Repeat each line of the material below exactly as it appears, minus any pictures.

* [Extracted data]
_ _ _

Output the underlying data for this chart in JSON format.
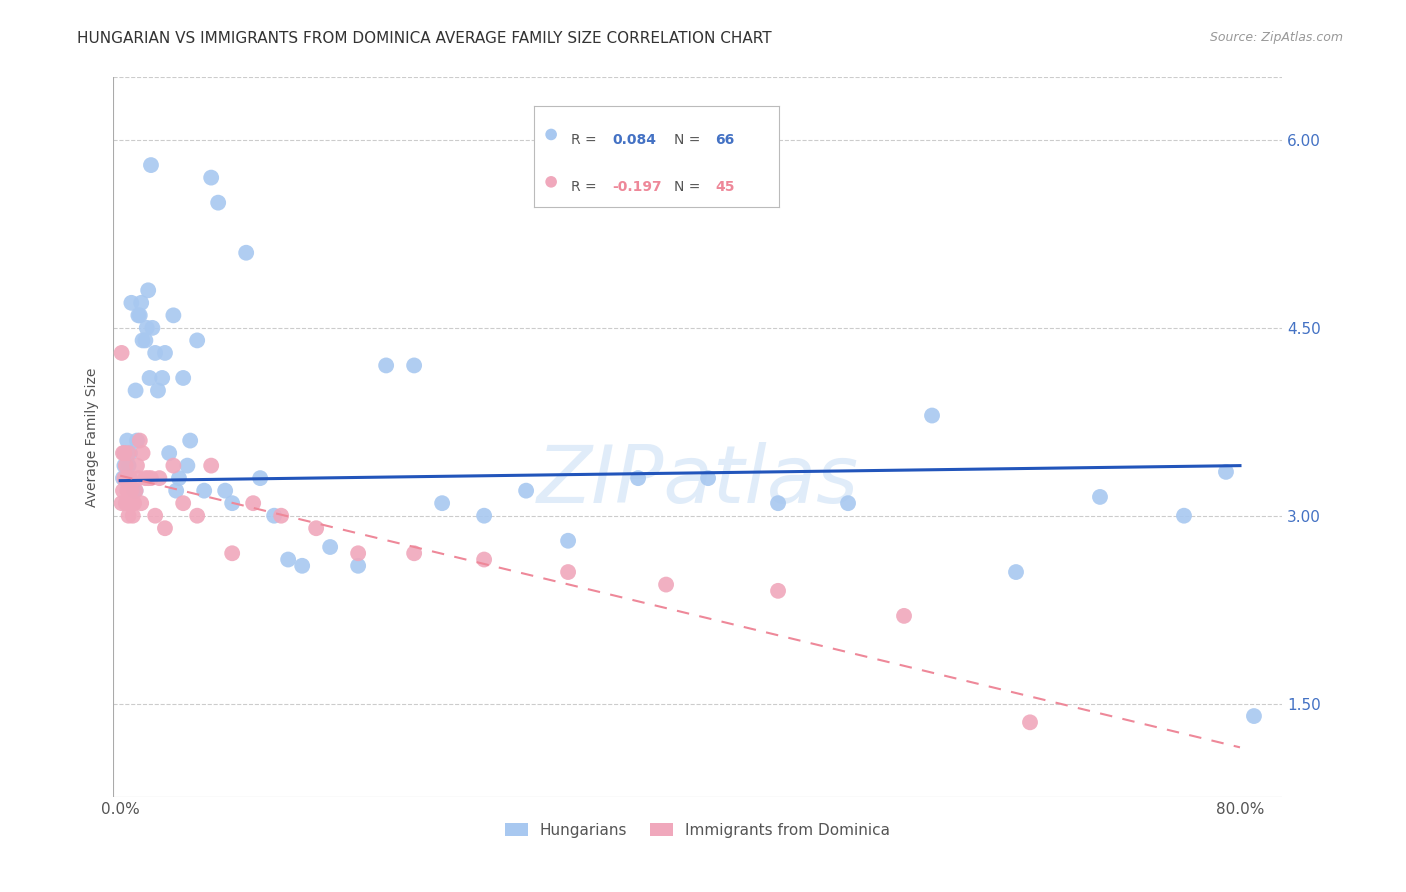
{
  "title": "HUNGARIAN VS IMMIGRANTS FROM DOMINICA AVERAGE FAMILY SIZE CORRELATION CHART",
  "source": "Source: ZipAtlas.com",
  "ylabel": "Average Family Size",
  "yticks": [
    1.5,
    3.0,
    4.5,
    6.0
  ],
  "ymin": 0.75,
  "ymax": 6.5,
  "xmin": -0.005,
  "xmax": 0.83,
  "blue_color": "#a8c8f0",
  "pink_color": "#f0a8bc",
  "line_blue_color": "#2255bb",
  "line_pink_color": "#ee8899",
  "watermark_color": "#cce0f5",
  "background_color": "#ffffff",
  "grid_color": "#cccccc",
  "title_color": "#333333",
  "source_color": "#999999",
  "tick_color": "#4472c4",
  "blue_points_x": [
    0.002,
    0.003,
    0.003,
    0.004,
    0.005,
    0.006,
    0.007,
    0.008,
    0.01,
    0.011,
    0.011,
    0.012,
    0.013,
    0.014,
    0.015,
    0.016,
    0.018,
    0.019,
    0.02,
    0.021,
    0.022,
    0.023,
    0.025,
    0.027,
    0.03,
    0.032,
    0.035,
    0.038,
    0.04,
    0.042,
    0.045,
    0.048,
    0.05,
    0.055,
    0.06,
    0.065,
    0.07,
    0.075,
    0.08,
    0.09,
    0.1,
    0.11,
    0.12,
    0.13,
    0.15,
    0.17,
    0.19,
    0.21,
    0.23,
    0.26,
    0.29,
    0.32,
    0.37,
    0.42,
    0.47,
    0.52,
    0.58,
    0.64,
    0.7,
    0.76,
    0.79,
    0.81
  ],
  "blue_points_y": [
    3.3,
    3.4,
    3.5,
    3.3,
    3.6,
    3.4,
    3.5,
    4.7,
    3.2,
    4.0,
    3.2,
    3.6,
    4.6,
    4.6,
    4.7,
    4.4,
    4.4,
    4.5,
    4.8,
    4.1,
    5.8,
    4.5,
    4.3,
    4.0,
    4.1,
    4.3,
    3.5,
    4.6,
    3.2,
    3.3,
    4.1,
    3.4,
    3.6,
    4.4,
    3.2,
    5.7,
    5.5,
    3.2,
    3.1,
    5.1,
    3.3,
    3.0,
    2.65,
    2.6,
    2.75,
    2.6,
    4.2,
    4.2,
    3.1,
    3.0,
    3.2,
    2.8,
    3.3,
    3.3,
    3.1,
    3.1,
    3.8,
    2.55,
    3.15,
    3.0,
    3.35,
    1.4
  ],
  "pink_points_x": [
    0.001,
    0.001,
    0.002,
    0.002,
    0.003,
    0.003,
    0.004,
    0.004,
    0.005,
    0.005,
    0.006,
    0.006,
    0.007,
    0.007,
    0.008,
    0.009,
    0.01,
    0.011,
    0.012,
    0.013,
    0.014,
    0.015,
    0.016,
    0.018,
    0.02,
    0.022,
    0.025,
    0.028,
    0.032,
    0.038,
    0.045,
    0.055,
    0.065,
    0.08,
    0.095,
    0.115,
    0.14,
    0.17,
    0.21,
    0.26,
    0.32,
    0.39,
    0.47,
    0.56,
    0.65
  ],
  "pink_points_y": [
    4.3,
    3.1,
    3.5,
    3.2,
    3.5,
    3.3,
    3.4,
    3.1,
    3.3,
    3.2,
    3.5,
    3.0,
    3.3,
    3.1,
    3.2,
    3.0,
    3.1,
    3.2,
    3.4,
    3.3,
    3.6,
    3.1,
    3.5,
    3.3,
    3.3,
    3.3,
    3.0,
    3.3,
    2.9,
    3.4,
    3.1,
    3.0,
    3.4,
    2.7,
    3.1,
    3.0,
    2.9,
    2.7,
    2.7,
    2.65,
    2.55,
    2.45,
    2.4,
    2.2,
    1.35
  ],
  "blue_trend_x": [
    0.0,
    0.8
  ],
  "blue_trend_y": [
    3.28,
    3.4
  ],
  "pink_trend_x": [
    0.0,
    0.8
  ],
  "pink_trend_y": [
    3.32,
    1.15
  ],
  "title_fontsize": 11,
  "axis_fontsize": 11,
  "ylabel_fontsize": 10
}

_ _ _

* [Completed exercise]
Output the underlying data for this chart in JSON format.
{
  "title": "HUNGARIAN VS IMMIGRANTS FROM DOMINICA AVERAGE FAMILY SIZE CORRELATION CHART",
  "source": "Source: ZipAtlas.com",
  "ylabel": "Average Family Size",
  "yticks": [
    1.5,
    3.0,
    4.5,
    6.0
  ],
  "ymin": 0.75,
  "ymax": 6.5,
  "xmin": -0.005,
  "xmax": 0.83,
  "blue_color": "#a8c8f0",
  "pink_color": "#f0a8bc",
  "line_blue_color": "#2255bb",
  "line_pink_color": "#ee8899",
  "watermark_color": "#cce0f5",
  "background_color": "#ffffff",
  "grid_color": "#cccccc",
  "title_color": "#333333",
  "source_color": "#999999",
  "tick_color": "#4472c4",
  "blue_points_x": [
    0.002,
    0.003,
    0.003,
    0.004,
    0.005,
    0.006,
    0.007,
    0.008,
    0.01,
    0.011,
    0.011,
    0.012,
    0.013,
    0.014,
    0.015,
    0.016,
    0.018,
    0.019,
    0.02,
    0.021,
    0.022,
    0.023,
    0.025,
    0.027,
    0.03,
    0.032,
    0.035,
    0.038,
    0.04,
    0.042,
    0.045,
    0.048,
    0.05,
    0.055,
    0.06,
    0.065,
    0.07,
    0.075,
    0.08,
    0.09,
    0.1,
    0.11,
    0.12,
    0.13,
    0.15,
    0.17,
    0.19,
    0.21,
    0.23,
    0.26,
    0.29,
    0.32,
    0.37,
    0.42,
    0.47,
    0.52,
    0.58,
    0.64,
    0.7,
    0.76,
    0.79,
    0.81
  ],
  "blue_points_y": [
    3.3,
    3.4,
    3.5,
    3.3,
    3.6,
    3.4,
    3.5,
    4.7,
    3.2,
    4.0,
    3.2,
    3.6,
    4.6,
    4.6,
    4.7,
    4.4,
    4.4,
    4.5,
    4.8,
    4.1,
    5.8,
    4.5,
    4.3,
    4.0,
    4.1,
    4.3,
    3.5,
    4.6,
    3.2,
    3.3,
    4.1,
    3.4,
    3.6,
    4.4,
    3.2,
    5.7,
    5.5,
    3.2,
    3.1,
    5.1,
    3.3,
    3.0,
    2.65,
    2.6,
    2.75,
    2.6,
    4.2,
    4.2,
    3.1,
    3.0,
    3.2,
    2.8,
    3.3,
    3.3,
    3.1,
    3.1,
    3.8,
    2.55,
    3.15,
    3.0,
    3.35,
    1.4
  ],
  "pink_points_x": [
    0.001,
    0.001,
    0.002,
    0.002,
    0.003,
    0.003,
    0.004,
    0.004,
    0.005,
    0.005,
    0.006,
    0.006,
    0.007,
    0.007,
    0.008,
    0.009,
    0.01,
    0.011,
    0.012,
    0.013,
    0.014,
    0.015,
    0.016,
    0.018,
    0.02,
    0.022,
    0.025,
    0.028,
    0.032,
    0.038,
    0.045,
    0.055,
    0.065,
    0.08,
    0.095,
    0.115,
    0.14,
    0.17,
    0.21,
    0.26,
    0.32,
    0.39,
    0.47,
    0.56,
    0.65
  ],
  "pink_points_y": [
    4.3,
    3.1,
    3.5,
    3.2,
    3.5,
    3.3,
    3.4,
    3.1,
    3.3,
    3.2,
    3.5,
    3.0,
    3.3,
    3.1,
    3.2,
    3.0,
    3.1,
    3.2,
    3.4,
    3.3,
    3.6,
    3.1,
    3.5,
    3.3,
    3.3,
    3.3,
    3.0,
    3.3,
    2.9,
    3.4,
    3.1,
    3.0,
    3.4,
    2.7,
    3.1,
    3.0,
    2.9,
    2.7,
    2.7,
    2.65,
    2.55,
    2.45,
    2.4,
    2.2,
    1.35
  ],
  "blue_trend_x": [
    0.0,
    0.8
  ],
  "blue_trend_y": [
    3.28,
    3.4
  ],
  "pink_trend_x": [
    0.0,
    0.8
  ],
  "pink_trend_y": [
    3.32,
    1.15
  ],
  "title_fontsize": 11,
  "axis_fontsize": 11,
  "ylabel_fontsize": 10
}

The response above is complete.